(A run of records)
========================================================================

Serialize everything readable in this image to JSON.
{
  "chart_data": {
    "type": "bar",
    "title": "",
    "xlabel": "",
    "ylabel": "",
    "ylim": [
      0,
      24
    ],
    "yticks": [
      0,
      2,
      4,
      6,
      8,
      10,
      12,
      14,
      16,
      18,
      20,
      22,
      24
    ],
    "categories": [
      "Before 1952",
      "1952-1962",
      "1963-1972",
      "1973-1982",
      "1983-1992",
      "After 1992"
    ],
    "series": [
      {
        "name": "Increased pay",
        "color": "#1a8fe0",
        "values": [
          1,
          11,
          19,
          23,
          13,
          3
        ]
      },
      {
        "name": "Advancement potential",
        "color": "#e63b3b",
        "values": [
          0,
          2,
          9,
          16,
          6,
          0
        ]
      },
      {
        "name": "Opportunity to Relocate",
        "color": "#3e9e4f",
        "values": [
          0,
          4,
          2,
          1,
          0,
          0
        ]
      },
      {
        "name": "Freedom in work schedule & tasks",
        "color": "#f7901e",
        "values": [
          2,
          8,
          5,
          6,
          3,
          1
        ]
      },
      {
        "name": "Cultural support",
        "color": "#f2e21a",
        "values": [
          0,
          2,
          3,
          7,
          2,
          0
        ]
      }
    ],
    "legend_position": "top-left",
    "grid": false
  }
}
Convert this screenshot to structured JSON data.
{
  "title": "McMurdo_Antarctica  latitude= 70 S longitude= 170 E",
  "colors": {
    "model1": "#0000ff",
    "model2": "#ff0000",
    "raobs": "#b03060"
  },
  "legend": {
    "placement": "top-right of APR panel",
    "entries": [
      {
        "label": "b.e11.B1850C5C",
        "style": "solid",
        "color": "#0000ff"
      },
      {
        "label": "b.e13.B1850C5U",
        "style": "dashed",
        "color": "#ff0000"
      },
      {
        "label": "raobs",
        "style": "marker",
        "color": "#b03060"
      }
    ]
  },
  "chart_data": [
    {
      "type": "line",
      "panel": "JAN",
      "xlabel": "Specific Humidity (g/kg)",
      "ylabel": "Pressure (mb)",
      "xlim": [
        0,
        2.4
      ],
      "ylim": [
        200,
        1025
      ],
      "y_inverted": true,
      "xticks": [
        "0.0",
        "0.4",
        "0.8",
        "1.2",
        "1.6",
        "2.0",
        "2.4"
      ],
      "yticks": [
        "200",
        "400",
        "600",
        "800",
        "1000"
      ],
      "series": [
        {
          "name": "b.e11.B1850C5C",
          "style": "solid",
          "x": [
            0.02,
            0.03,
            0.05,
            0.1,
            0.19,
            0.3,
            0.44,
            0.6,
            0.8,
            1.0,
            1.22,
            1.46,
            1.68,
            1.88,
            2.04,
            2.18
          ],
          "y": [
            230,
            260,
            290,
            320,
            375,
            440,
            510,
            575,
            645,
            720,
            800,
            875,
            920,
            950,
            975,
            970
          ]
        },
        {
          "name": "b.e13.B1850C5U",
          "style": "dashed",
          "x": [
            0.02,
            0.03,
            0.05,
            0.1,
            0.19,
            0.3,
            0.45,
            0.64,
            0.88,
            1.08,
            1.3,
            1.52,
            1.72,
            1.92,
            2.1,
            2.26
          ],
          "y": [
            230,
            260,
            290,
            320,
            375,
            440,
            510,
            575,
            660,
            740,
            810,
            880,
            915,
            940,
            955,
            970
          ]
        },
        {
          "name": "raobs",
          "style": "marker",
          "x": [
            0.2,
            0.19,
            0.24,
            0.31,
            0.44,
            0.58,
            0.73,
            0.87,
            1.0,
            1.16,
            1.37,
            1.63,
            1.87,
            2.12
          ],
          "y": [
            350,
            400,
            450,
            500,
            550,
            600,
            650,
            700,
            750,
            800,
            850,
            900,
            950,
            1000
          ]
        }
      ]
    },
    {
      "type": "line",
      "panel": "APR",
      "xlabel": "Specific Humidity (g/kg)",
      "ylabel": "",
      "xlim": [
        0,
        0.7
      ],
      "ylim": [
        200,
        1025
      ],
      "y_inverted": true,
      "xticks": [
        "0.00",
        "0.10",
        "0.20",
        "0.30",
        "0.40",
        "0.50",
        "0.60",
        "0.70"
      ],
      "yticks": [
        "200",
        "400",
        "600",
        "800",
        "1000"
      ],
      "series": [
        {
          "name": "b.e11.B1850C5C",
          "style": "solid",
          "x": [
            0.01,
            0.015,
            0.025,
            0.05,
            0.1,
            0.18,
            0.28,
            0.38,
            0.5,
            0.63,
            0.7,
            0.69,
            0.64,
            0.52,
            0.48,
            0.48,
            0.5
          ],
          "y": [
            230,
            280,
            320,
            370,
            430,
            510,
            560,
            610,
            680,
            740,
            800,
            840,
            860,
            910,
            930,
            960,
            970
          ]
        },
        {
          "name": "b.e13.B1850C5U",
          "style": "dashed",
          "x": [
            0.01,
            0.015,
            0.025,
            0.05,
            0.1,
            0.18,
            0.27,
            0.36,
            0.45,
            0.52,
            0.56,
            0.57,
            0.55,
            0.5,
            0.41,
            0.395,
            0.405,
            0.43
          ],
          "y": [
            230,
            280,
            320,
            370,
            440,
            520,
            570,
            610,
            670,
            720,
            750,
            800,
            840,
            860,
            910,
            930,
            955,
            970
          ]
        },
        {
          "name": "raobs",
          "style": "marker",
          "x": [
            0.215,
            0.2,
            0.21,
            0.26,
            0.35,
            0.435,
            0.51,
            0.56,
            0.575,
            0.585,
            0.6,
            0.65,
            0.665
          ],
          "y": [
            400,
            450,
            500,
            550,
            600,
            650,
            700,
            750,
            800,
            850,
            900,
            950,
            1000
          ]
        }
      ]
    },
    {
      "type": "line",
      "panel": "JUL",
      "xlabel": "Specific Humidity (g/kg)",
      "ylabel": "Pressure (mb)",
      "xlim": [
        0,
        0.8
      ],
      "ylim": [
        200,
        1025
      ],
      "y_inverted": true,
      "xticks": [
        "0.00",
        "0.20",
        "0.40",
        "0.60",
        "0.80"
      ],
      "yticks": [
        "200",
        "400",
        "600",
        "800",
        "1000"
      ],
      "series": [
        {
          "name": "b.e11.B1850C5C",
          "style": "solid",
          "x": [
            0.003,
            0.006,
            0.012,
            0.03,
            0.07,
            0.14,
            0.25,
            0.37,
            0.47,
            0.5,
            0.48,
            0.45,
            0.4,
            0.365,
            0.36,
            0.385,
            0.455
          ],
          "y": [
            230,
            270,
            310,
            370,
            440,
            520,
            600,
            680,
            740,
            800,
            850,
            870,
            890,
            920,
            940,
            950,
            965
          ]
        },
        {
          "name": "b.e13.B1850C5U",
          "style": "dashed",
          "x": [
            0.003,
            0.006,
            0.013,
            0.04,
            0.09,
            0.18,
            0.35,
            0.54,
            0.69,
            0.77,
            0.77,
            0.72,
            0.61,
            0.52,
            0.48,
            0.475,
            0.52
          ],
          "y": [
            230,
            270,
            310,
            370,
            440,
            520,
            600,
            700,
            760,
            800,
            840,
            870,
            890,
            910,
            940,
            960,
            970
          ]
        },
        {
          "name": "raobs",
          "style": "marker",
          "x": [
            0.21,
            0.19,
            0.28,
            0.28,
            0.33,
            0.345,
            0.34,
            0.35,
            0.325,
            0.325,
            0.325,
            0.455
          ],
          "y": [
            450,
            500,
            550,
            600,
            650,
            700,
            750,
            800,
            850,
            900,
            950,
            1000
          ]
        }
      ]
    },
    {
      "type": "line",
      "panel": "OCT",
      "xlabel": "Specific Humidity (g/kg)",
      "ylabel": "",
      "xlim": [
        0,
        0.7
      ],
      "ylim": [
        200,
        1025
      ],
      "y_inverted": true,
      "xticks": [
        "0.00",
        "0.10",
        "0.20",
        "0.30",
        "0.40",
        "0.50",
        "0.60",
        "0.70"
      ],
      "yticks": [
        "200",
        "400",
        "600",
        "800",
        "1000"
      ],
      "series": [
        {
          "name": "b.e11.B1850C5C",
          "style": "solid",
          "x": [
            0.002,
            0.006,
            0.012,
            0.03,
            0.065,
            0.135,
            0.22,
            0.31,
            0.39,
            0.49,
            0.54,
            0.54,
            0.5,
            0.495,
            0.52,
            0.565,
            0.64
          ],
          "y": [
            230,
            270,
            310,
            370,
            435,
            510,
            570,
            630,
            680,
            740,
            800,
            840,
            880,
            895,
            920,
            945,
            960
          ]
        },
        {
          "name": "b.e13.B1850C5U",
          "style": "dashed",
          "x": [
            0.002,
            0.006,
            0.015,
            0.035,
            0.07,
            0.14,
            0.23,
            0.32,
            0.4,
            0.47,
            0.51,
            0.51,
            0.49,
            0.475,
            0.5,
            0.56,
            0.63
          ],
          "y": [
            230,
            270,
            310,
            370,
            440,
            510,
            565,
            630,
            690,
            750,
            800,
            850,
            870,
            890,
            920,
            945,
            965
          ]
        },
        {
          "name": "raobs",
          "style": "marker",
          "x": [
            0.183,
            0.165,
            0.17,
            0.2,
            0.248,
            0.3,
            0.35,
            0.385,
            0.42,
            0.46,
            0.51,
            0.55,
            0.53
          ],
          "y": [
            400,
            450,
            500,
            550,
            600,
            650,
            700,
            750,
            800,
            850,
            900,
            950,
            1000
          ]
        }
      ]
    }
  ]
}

========================================================================

## GIVEN TASK
Find the lines that include the string "title", then copy each of them.

## SOLUTION BELOW
    "title": "",
  "title": "McMurdo_Antarctica  latitude= 70 S longitude= 170 E",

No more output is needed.